## begin RECORDED DATA

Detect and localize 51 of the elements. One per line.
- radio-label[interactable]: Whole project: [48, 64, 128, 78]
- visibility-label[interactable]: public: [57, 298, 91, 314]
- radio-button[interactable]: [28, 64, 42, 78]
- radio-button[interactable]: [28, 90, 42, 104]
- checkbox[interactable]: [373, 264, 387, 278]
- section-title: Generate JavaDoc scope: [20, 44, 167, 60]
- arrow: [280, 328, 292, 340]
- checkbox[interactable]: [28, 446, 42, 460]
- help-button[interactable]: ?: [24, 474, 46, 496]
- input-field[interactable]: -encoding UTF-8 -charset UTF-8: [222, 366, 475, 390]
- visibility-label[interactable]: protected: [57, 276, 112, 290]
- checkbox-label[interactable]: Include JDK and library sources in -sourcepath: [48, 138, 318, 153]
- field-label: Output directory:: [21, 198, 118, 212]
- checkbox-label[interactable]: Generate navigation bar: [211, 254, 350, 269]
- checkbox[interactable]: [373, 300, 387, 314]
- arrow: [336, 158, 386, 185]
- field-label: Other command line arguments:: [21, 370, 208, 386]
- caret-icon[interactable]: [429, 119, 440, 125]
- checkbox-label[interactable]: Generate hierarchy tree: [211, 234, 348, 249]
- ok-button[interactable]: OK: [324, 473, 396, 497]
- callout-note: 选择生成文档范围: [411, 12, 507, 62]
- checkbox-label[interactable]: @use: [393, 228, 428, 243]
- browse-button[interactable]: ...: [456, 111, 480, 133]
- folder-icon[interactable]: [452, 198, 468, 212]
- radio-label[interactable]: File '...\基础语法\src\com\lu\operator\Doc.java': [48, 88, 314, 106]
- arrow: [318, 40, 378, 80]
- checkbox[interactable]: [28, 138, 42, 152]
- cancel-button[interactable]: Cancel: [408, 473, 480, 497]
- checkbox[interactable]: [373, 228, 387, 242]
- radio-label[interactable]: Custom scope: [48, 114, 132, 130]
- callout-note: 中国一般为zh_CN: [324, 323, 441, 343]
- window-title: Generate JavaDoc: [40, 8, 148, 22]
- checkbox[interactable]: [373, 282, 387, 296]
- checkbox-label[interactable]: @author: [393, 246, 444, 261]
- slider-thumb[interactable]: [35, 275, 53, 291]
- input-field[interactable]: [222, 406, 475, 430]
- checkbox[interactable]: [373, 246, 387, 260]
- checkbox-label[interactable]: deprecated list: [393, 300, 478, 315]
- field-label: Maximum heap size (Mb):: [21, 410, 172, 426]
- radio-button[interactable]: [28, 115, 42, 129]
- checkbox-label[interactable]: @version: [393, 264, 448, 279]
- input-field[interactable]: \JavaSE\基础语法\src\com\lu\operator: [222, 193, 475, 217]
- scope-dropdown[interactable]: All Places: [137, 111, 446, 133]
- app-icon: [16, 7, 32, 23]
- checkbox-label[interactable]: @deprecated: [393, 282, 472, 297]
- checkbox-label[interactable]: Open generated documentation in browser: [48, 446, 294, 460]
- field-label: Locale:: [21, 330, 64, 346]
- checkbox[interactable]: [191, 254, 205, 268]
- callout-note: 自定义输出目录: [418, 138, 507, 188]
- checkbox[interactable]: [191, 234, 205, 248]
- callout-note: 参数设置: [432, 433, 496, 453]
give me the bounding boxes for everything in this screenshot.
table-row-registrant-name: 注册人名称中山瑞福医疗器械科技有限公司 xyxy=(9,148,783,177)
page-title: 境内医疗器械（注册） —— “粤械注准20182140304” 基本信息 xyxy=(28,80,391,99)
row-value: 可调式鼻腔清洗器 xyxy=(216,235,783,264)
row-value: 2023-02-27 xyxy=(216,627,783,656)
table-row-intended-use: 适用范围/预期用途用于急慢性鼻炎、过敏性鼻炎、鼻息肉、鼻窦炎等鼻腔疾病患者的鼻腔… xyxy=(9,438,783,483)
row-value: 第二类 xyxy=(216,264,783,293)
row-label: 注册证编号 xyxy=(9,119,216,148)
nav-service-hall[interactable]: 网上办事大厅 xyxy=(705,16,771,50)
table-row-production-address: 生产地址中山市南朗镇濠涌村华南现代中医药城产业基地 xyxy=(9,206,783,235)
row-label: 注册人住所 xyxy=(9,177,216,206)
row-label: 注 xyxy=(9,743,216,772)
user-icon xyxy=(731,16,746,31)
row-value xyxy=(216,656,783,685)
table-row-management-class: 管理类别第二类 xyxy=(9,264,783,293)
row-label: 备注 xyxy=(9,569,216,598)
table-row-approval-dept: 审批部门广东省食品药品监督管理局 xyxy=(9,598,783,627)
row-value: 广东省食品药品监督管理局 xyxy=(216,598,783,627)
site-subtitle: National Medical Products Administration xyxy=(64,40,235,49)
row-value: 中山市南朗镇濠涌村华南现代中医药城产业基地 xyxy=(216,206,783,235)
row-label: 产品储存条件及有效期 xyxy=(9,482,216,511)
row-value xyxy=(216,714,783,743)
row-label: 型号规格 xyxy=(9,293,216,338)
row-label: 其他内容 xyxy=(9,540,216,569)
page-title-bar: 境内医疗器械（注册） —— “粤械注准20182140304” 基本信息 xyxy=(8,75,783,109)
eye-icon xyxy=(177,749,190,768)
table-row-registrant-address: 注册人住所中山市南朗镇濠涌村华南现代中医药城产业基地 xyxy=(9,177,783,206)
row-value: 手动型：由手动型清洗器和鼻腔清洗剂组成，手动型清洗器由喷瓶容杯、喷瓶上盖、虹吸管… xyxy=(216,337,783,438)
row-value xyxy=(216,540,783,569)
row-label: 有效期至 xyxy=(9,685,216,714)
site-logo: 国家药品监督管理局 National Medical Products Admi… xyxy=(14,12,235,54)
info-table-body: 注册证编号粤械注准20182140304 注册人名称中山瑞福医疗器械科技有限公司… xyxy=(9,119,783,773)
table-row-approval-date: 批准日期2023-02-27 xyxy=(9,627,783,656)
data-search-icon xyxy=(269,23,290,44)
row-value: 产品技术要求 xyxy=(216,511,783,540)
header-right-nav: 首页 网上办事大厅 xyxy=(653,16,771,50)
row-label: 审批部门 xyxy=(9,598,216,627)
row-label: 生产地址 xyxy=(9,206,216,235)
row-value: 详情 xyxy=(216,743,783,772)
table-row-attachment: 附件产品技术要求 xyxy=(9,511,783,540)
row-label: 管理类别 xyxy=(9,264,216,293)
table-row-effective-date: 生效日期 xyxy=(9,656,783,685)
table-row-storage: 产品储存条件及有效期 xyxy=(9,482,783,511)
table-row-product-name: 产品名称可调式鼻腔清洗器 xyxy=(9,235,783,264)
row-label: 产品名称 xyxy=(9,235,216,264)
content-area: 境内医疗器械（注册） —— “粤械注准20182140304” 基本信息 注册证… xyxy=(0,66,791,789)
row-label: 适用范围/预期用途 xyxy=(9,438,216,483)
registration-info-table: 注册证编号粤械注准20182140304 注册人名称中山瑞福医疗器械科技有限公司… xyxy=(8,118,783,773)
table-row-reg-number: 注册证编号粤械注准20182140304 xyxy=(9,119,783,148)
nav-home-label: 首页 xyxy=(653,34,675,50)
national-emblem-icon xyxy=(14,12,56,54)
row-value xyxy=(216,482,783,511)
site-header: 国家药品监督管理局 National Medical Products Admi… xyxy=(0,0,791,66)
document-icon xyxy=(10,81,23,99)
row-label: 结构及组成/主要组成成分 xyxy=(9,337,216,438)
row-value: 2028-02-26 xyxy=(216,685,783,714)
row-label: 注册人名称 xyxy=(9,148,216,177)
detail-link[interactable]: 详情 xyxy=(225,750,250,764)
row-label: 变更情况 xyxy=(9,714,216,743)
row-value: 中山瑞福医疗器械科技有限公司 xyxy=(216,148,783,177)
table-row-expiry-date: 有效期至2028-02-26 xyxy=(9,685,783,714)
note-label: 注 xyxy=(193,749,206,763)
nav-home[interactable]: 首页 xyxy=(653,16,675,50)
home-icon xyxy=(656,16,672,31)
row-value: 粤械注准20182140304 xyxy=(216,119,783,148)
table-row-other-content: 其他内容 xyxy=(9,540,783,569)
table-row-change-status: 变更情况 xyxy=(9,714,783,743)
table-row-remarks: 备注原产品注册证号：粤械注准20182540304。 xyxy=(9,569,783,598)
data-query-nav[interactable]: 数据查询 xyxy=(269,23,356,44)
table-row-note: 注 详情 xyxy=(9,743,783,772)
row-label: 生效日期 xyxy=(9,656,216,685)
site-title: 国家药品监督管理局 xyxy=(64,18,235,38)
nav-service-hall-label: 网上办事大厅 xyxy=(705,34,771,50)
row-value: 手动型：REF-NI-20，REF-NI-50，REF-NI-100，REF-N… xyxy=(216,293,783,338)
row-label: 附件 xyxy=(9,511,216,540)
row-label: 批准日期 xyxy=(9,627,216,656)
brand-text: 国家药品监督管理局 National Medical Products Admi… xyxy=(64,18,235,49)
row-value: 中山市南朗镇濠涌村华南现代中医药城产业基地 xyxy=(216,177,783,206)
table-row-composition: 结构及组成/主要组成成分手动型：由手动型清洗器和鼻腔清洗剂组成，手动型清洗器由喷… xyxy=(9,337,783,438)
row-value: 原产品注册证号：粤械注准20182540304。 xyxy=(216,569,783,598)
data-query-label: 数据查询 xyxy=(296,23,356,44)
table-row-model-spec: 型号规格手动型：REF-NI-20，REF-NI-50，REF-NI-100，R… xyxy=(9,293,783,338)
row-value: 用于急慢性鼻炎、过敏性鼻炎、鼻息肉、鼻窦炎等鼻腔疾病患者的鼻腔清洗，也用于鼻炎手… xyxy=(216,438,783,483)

## end RECORDED DATA

In the items from the first line up to and including the line with "- checkbox[interactable]: [373, 264, 387, 278]", swap "Whole project" for "Entire project" and reproduce those lines with nothing else altered.

- [WORKED ANSWER]
Detect and localize 51 of the elements. One per line.
- radio-label[interactable]: Entire project: [48, 64, 128, 78]
- visibility-label[interactable]: public: [57, 298, 91, 314]
- radio-button[interactable]: [28, 64, 42, 78]
- radio-button[interactable]: [28, 90, 42, 104]
- checkbox[interactable]: [373, 264, 387, 278]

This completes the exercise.